**Exercise details**
Find the lines that hold the word "true" and return them.

============================================================

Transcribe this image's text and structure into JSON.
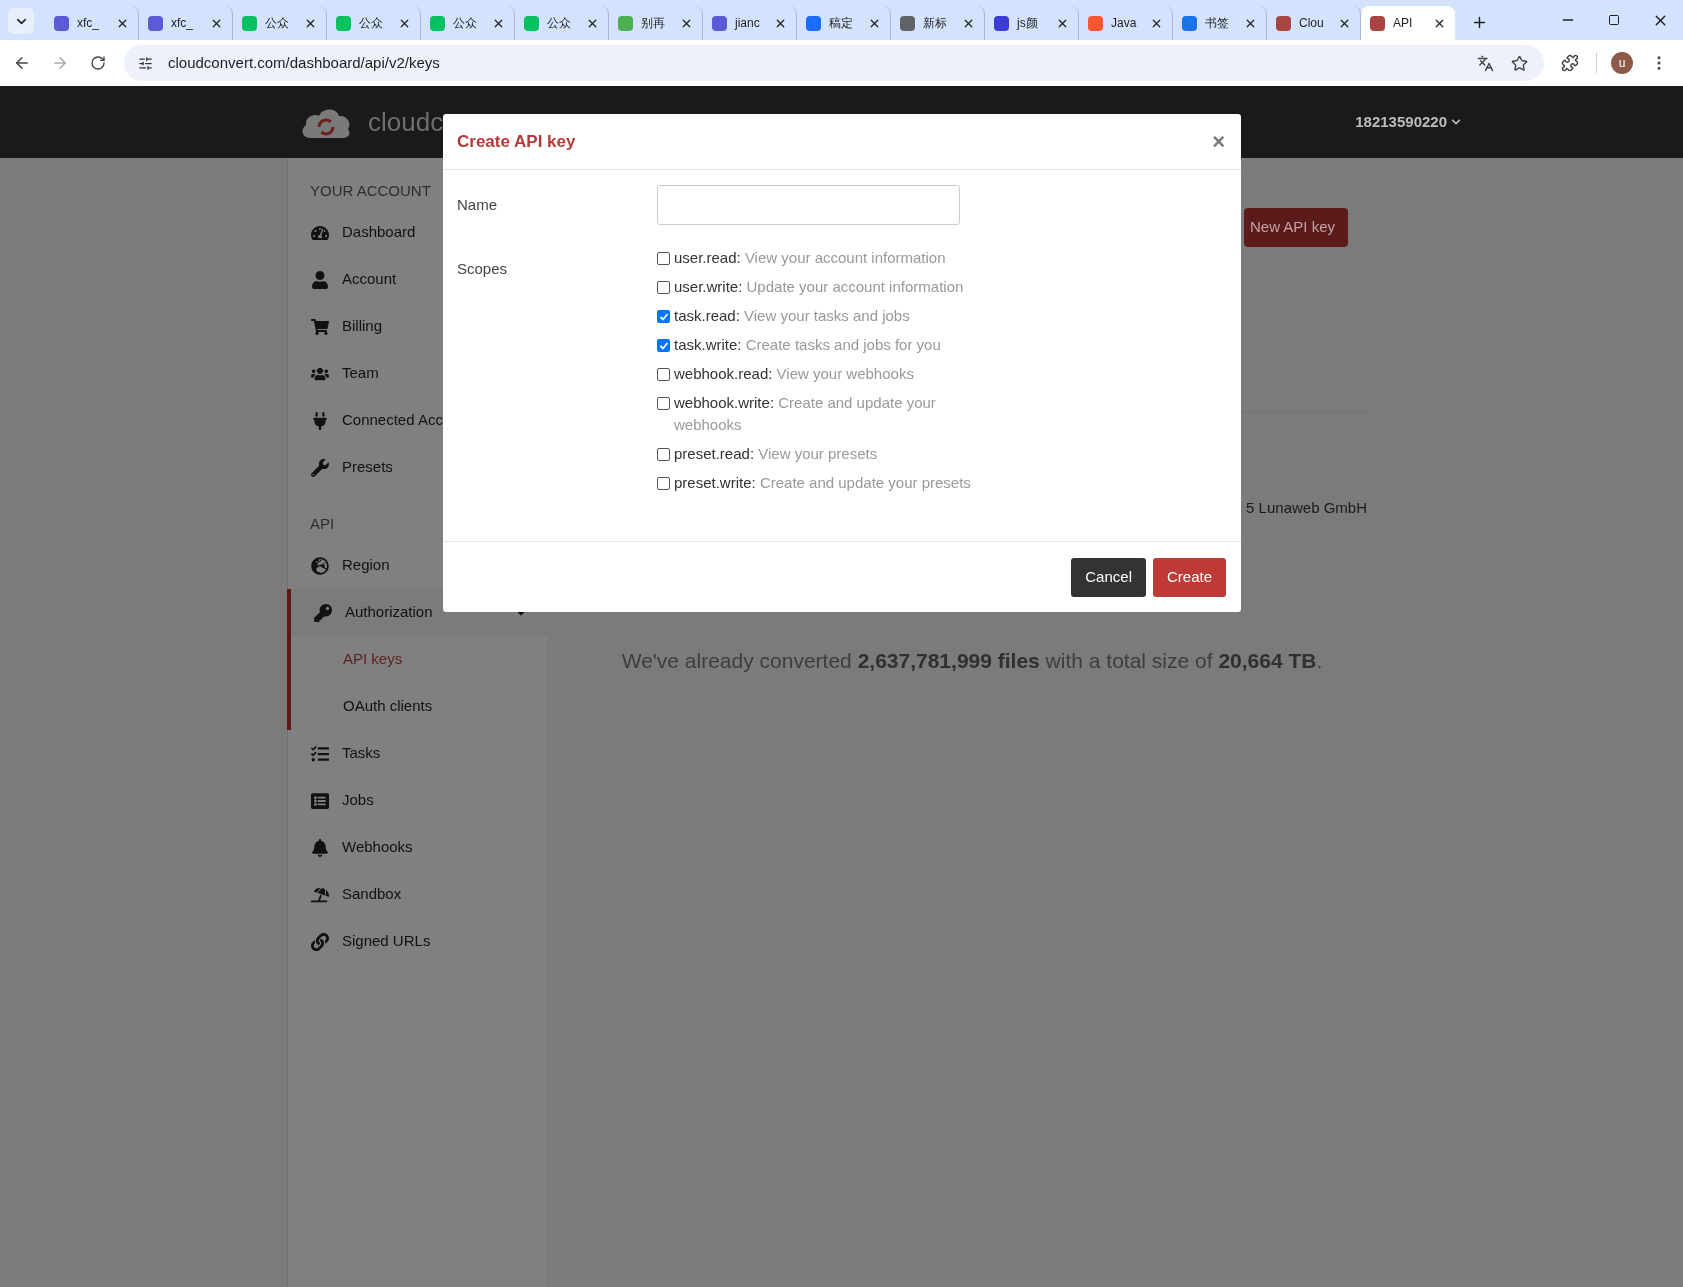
{
  "browser": {
    "tabs": [
      {
        "title": "xfc_",
        "color": "#5b5bd6",
        "selected": false
      },
      {
        "title": "xfc_",
        "color": "#5b5bd6",
        "selected": false
      },
      {
        "title": "公众",
        "color": "#07c160",
        "selected": false
      },
      {
        "title": "公众",
        "color": "#07c160",
        "selected": false
      },
      {
        "title": "公众",
        "color": "#07c160",
        "selected": false
      },
      {
        "title": "公众",
        "color": "#07c160",
        "selected": false
      },
      {
        "title": "别再",
        "color": "#4caf50",
        "selected": false
      },
      {
        "title": "jianc",
        "color": "#5b5bd6",
        "selected": false
      },
      {
        "title": "稿定",
        "color": "#1a6dff",
        "selected": false
      },
      {
        "title": "新标",
        "color": "#5f6368",
        "selected": false
      },
      {
        "title": "js颜",
        "color": "#3b3bd6",
        "selected": false
      },
      {
        "title": "Java",
        "color": "#fc5531",
        "selected": false
      },
      {
        "title": "书签",
        "color": "#1a73e8",
        "selected": false
      },
      {
        "title": "Clou",
        "color": "#a94442",
        "selected": false
      },
      {
        "title": "API",
        "color": "#a94442",
        "selected": true
      }
    ],
    "address": "cloudconvert.com/dashboard/api/v2/keys",
    "profile_initial": "u"
  },
  "header": {
    "logo_text": "cloudc",
    "user": "18213590220"
  },
  "sidebar": {
    "sections": [
      {
        "heading": "YOUR ACCOUNT",
        "items": [
          {
            "label": "Dashboard"
          },
          {
            "label": "Account"
          },
          {
            "label": "Billing"
          },
          {
            "label": "Team"
          },
          {
            "label": "Connected Acc"
          },
          {
            "label": "Presets"
          }
        ]
      },
      {
        "heading": "API",
        "items": [
          {
            "label": "Region"
          },
          {
            "label": "Authorization",
            "expanded": true,
            "children": [
              {
                "label": "API keys",
                "selected": true
              },
              {
                "label": "OAuth clients",
                "selected": false
              }
            ]
          },
          {
            "label": "Tasks"
          },
          {
            "label": "Jobs"
          },
          {
            "label": "Webhooks"
          },
          {
            "label": "Sandbox"
          },
          {
            "label": "Signed URLs"
          }
        ]
      }
    ]
  },
  "content": {
    "new_key_button": "New API key",
    "footer": "5 Lunaweb GmbH",
    "stats": "We've already converted **2,637,781,999 files** with a total size of **20,664 TB**."
  },
  "modal": {
    "title": "Create API key",
    "close": "×",
    "name_label": "Name",
    "scopes_label": "Scopes",
    "scopes": [
      {
        "name": "user.read:",
        "description": "View your account information",
        "checked": false
      },
      {
        "name": "user.write:",
        "description": "Update your account information",
        "checked": false
      },
      {
        "name": "task.read:",
        "description": "View your tasks and jobs",
        "checked": true
      },
      {
        "name": "task.write:",
        "description": "Create tasks and jobs for you",
        "checked": true
      },
      {
        "name": "webhook.read:",
        "description": "View your webhooks",
        "checked": false
      },
      {
        "name": "webhook.write:",
        "description": "Create and update your webhooks",
        "checked": false
      },
      {
        "name": "preset.read:",
        "description": "View your presets",
        "checked": false
      },
      {
        "name": "preset.write:",
        "description": "Create and update your presets",
        "checked": false
      }
    ],
    "buttons": [
      {
        "label": "Cancel",
        "kind": "secondary"
      },
      {
        "label": "Create",
        "kind": "primary"
      }
    ]
  }
}
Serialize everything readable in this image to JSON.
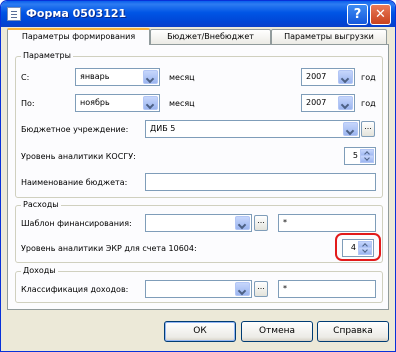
{
  "window": {
    "title": "Форма 0503121",
    "help_glyph": "?",
    "close_glyph": "✕"
  },
  "tabs": [
    {
      "label": "Параметры формирования",
      "active": true
    },
    {
      "label": "Бюджет/Внебюджет",
      "active": false
    },
    {
      "label": "Параметры выгрузки",
      "active": false
    }
  ],
  "parameters": {
    "legend": "Параметры",
    "from_label": "С:",
    "from_month": "январь",
    "from_month_suffix": "месяц",
    "from_year": "2007",
    "from_year_suffix": "год",
    "to_label": "По:",
    "to_month": "ноябрь",
    "to_month_suffix": "месяц",
    "to_year": "2007",
    "to_year_suffix": "год",
    "institution_label": "Бюджетное учреждение:",
    "institution_value": "ДИБ 5",
    "kosgu_level_label": "Уровень аналитики КОСГУ:",
    "kosgu_level_value": "5",
    "budget_name_label": "Наименование бюджета:",
    "budget_name_value": ""
  },
  "expenses": {
    "legend": "Расходы",
    "template_label": "Шаблон финансирования:",
    "template_value": "",
    "template_extra": "*",
    "ekr_level_label": "Уровень аналитики ЭКР для счета 10604:",
    "ekr_level_value": "4"
  },
  "incomes": {
    "legend": "Доходы",
    "classification_label": "Классификация доходов:",
    "classification_value": "",
    "classification_extra": "*"
  },
  "ellipsis": "...",
  "buttons": {
    "ok": "ОК",
    "cancel": "Отмена",
    "help": "Справка"
  },
  "colors": {
    "title_bar": "#0055e5",
    "dialog_bg": "#ece9d8",
    "highlight": "#e21b1b"
  }
}
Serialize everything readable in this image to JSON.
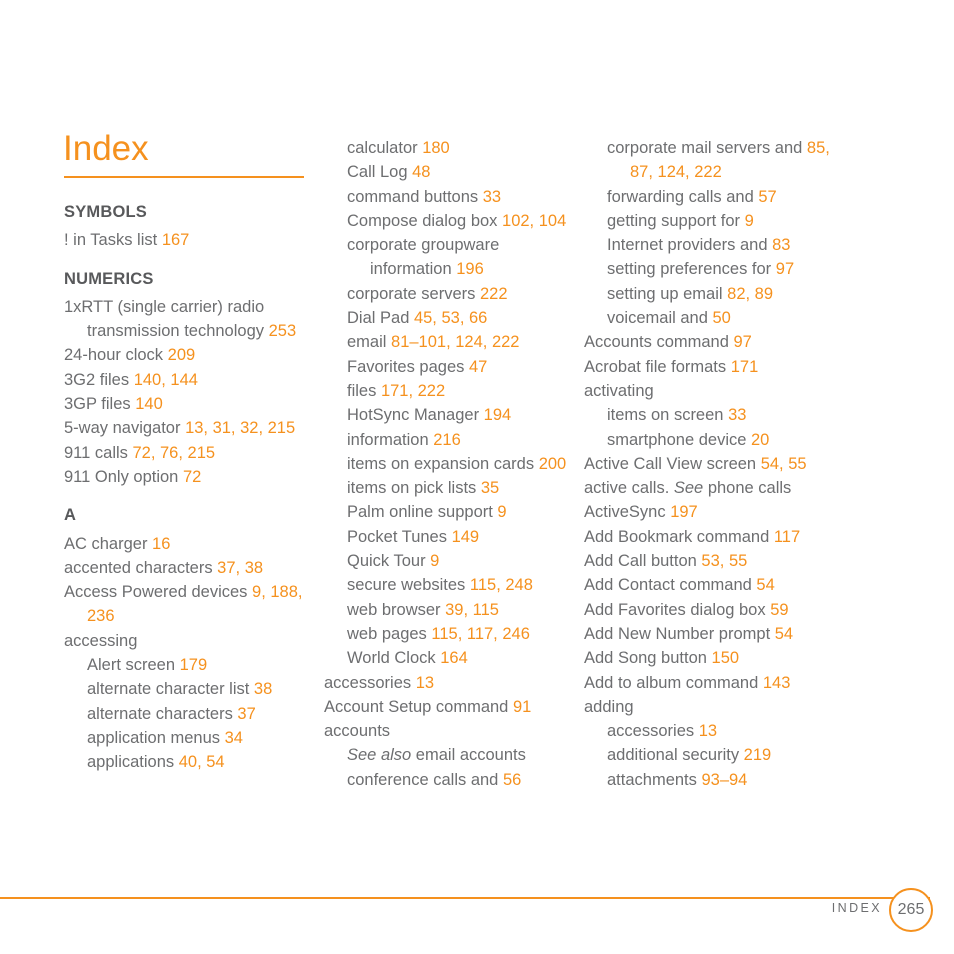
{
  "page": {
    "title": "Index",
    "accent_color": "#f5911e",
    "body_color": "#6d6e70",
    "head_color": "#58595b",
    "background": "#ffffff"
  },
  "footer": {
    "label": "INDEX",
    "page_number": "265"
  },
  "columns": [
    {
      "id": "column-1",
      "blocks": [
        {
          "type": "section",
          "label": "SYMBOLS"
        },
        {
          "type": "entry",
          "level": 0,
          "text": "! in Tasks list ",
          "pages": "167"
        },
        {
          "type": "section",
          "label": "NUMERICS"
        },
        {
          "type": "entry",
          "level": 0,
          "text": "1xRTT (single carrier) radio transmission technology ",
          "pages": "253"
        },
        {
          "type": "entry",
          "level": 0,
          "text": "24-hour clock ",
          "pages": "209"
        },
        {
          "type": "entry",
          "level": 0,
          "text": "3G2 files ",
          "pages": "140, 144"
        },
        {
          "type": "entry",
          "level": 0,
          "text": "3GP files ",
          "pages": "140"
        },
        {
          "type": "entry",
          "level": 0,
          "text": "5-way navigator ",
          "pages": "13, 31, 32, 215"
        },
        {
          "type": "entry",
          "level": 0,
          "text": "911 calls ",
          "pages": "72, 76, 215"
        },
        {
          "type": "entry",
          "level": 0,
          "text": "911 Only option ",
          "pages": "72"
        },
        {
          "type": "section",
          "label": "A"
        },
        {
          "type": "entry",
          "level": 0,
          "text": "AC charger ",
          "pages": "16"
        },
        {
          "type": "entry",
          "level": 0,
          "text": "accented characters ",
          "pages": "37, 38"
        },
        {
          "type": "entry",
          "level": 0,
          "text": "Access Powered devices ",
          "pages": "9, 188, 236"
        },
        {
          "type": "entry",
          "level": 0,
          "text": "accessing",
          "pages": ""
        },
        {
          "type": "entry",
          "level": 1,
          "text": "Alert screen ",
          "pages": "179"
        },
        {
          "type": "entry",
          "level": 1,
          "text": "alternate character list ",
          "pages": "38"
        },
        {
          "type": "entry",
          "level": 1,
          "text": "alternate characters ",
          "pages": "37"
        },
        {
          "type": "entry",
          "level": 1,
          "text": "application menus ",
          "pages": "34"
        },
        {
          "type": "entry",
          "level": 1,
          "text": "applications ",
          "pages": "40, 54"
        }
      ]
    },
    {
      "id": "column-2",
      "blocks": [
        {
          "type": "entry",
          "level": 1,
          "text": "calculator ",
          "pages": "180"
        },
        {
          "type": "entry",
          "level": 1,
          "text": "Call Log ",
          "pages": "48"
        },
        {
          "type": "entry",
          "level": 1,
          "text": "command buttons ",
          "pages": "33"
        },
        {
          "type": "entry",
          "level": 1,
          "text": "Compose dialog box ",
          "pages": "102, 104"
        },
        {
          "type": "entry",
          "level": 1,
          "text": "corporate groupware information ",
          "pages": "196"
        },
        {
          "type": "entry",
          "level": 1,
          "text": "corporate servers ",
          "pages": "222"
        },
        {
          "type": "entry",
          "level": 1,
          "text": "Dial Pad ",
          "pages": "45, 53, 66"
        },
        {
          "type": "entry",
          "level": 1,
          "text": "email ",
          "pages": "81–101, 124, 222"
        },
        {
          "type": "entry",
          "level": 1,
          "text": "Favorites pages ",
          "pages": "47"
        },
        {
          "type": "entry",
          "level": 1,
          "text": "files ",
          "pages": "171, 222"
        },
        {
          "type": "entry",
          "level": 1,
          "text": "HotSync Manager ",
          "pages": "194"
        },
        {
          "type": "entry",
          "level": 1,
          "text": "information ",
          "pages": "216"
        },
        {
          "type": "entry",
          "level": 1,
          "text": "items on expansion cards ",
          "pages": "200"
        },
        {
          "type": "entry",
          "level": 1,
          "text": "items on pick lists ",
          "pages": "35"
        },
        {
          "type": "entry",
          "level": 1,
          "text": "Palm online support ",
          "pages": "9"
        },
        {
          "type": "entry",
          "level": 1,
          "text": "Pocket Tunes ",
          "pages": "149"
        },
        {
          "type": "entry",
          "level": 1,
          "text": "Quick Tour ",
          "pages": "9"
        },
        {
          "type": "entry",
          "level": 1,
          "text": "secure websites ",
          "pages": "115, 248"
        },
        {
          "type": "entry",
          "level": 1,
          "text": "web browser ",
          "pages": "39, 115"
        },
        {
          "type": "entry",
          "level": 1,
          "text": "web pages ",
          "pages": "115, 117, 246"
        },
        {
          "type": "entry",
          "level": 1,
          "text": "World Clock ",
          "pages": "164"
        },
        {
          "type": "entry",
          "level": 0,
          "text": "accessories ",
          "pages": "13"
        },
        {
          "type": "entry",
          "level": 0,
          "text": "Account Setup command ",
          "pages": "91"
        },
        {
          "type": "entry",
          "level": 0,
          "text": "accounts",
          "pages": ""
        },
        {
          "type": "entry",
          "level": 1,
          "italic_prefix": "See also",
          "text": " email accounts",
          "pages": ""
        },
        {
          "type": "entry",
          "level": 1,
          "text": "conference calls and ",
          "pages": "56"
        }
      ]
    },
    {
      "id": "column-3",
      "blocks": [
        {
          "type": "entry",
          "level": 1,
          "text": "corporate mail servers and ",
          "pages": "85, 87, 124, 222"
        },
        {
          "type": "entry",
          "level": 1,
          "text": "forwarding calls and ",
          "pages": "57"
        },
        {
          "type": "entry",
          "level": 1,
          "text": "getting support for ",
          "pages": "9"
        },
        {
          "type": "entry",
          "level": 1,
          "text": "Internet providers and ",
          "pages": "83"
        },
        {
          "type": "entry",
          "level": 1,
          "text": "setting preferences for ",
          "pages": "97"
        },
        {
          "type": "entry",
          "level": 1,
          "text": "setting up email ",
          "pages": "82, 89"
        },
        {
          "type": "entry",
          "level": 1,
          "text": "voicemail and ",
          "pages": "50"
        },
        {
          "type": "entry",
          "level": 0,
          "text": "Accounts command ",
          "pages": "97"
        },
        {
          "type": "entry",
          "level": 0,
          "text": "Acrobat file formats ",
          "pages": "171"
        },
        {
          "type": "entry",
          "level": 0,
          "text": "activating",
          "pages": ""
        },
        {
          "type": "entry",
          "level": 1,
          "text": "items on screen ",
          "pages": "33"
        },
        {
          "type": "entry",
          "level": 1,
          "text": "smartphone device ",
          "pages": "20"
        },
        {
          "type": "entry",
          "level": 0,
          "text": "Active Call View screen ",
          "pages": "54, 55"
        },
        {
          "type": "entry",
          "level": 0,
          "text": "active calls. ",
          "italic_mid": "See",
          "text_after": " phone calls",
          "pages": ""
        },
        {
          "type": "entry",
          "level": 0,
          "text": "ActiveSync ",
          "pages": "197"
        },
        {
          "type": "entry",
          "level": 0,
          "text": "Add Bookmark command ",
          "pages": "117"
        },
        {
          "type": "entry",
          "level": 0,
          "text": "Add Call button ",
          "pages": "53, 55"
        },
        {
          "type": "entry",
          "level": 0,
          "text": "Add Contact command ",
          "pages": "54"
        },
        {
          "type": "entry",
          "level": 0,
          "text": "Add Favorites dialog box ",
          "pages": "59"
        },
        {
          "type": "entry",
          "level": 0,
          "text": "Add New Number prompt ",
          "pages": "54"
        },
        {
          "type": "entry",
          "level": 0,
          "text": "Add Song button ",
          "pages": "150"
        },
        {
          "type": "entry",
          "level": 0,
          "text": "Add to album command ",
          "pages": "143"
        },
        {
          "type": "entry",
          "level": 0,
          "text": "adding",
          "pages": ""
        },
        {
          "type": "entry",
          "level": 1,
          "text": "accessories ",
          "pages": "13"
        },
        {
          "type": "entry",
          "level": 1,
          "text": "additional security ",
          "pages": "219"
        },
        {
          "type": "entry",
          "level": 1,
          "text": "attachments ",
          "pages": "93–94"
        }
      ]
    }
  ]
}
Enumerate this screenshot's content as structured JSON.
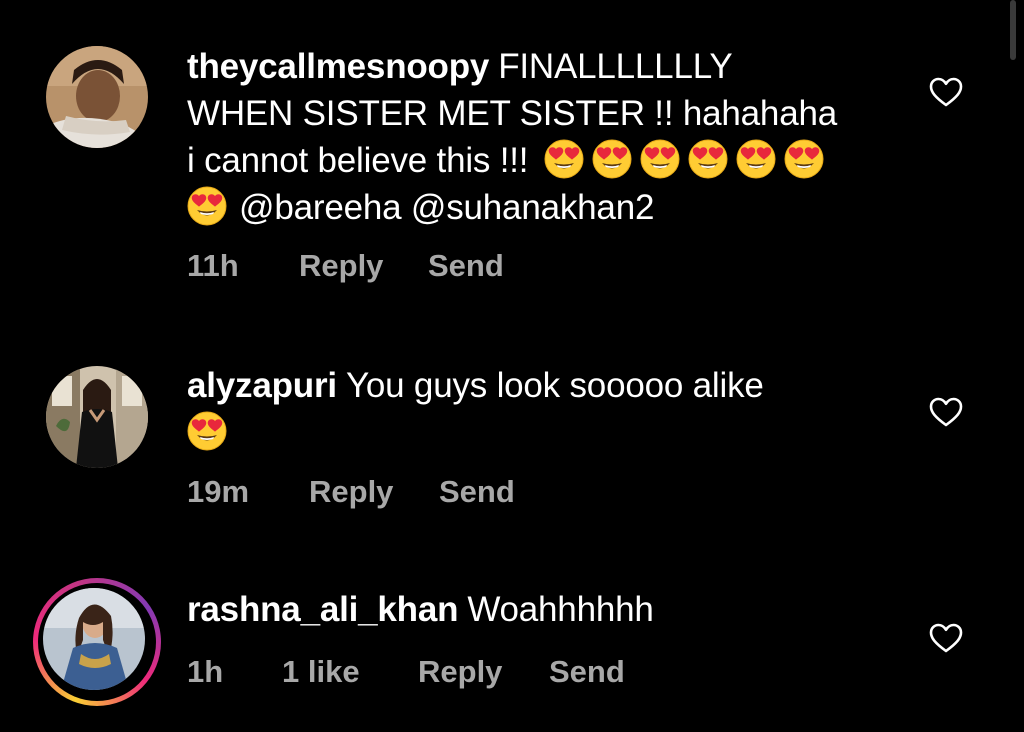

============================================================

**Task response**
        "selected": true
            "expanded": true,
                "selected": true
        "checked": true
        "checked": true
      "active": true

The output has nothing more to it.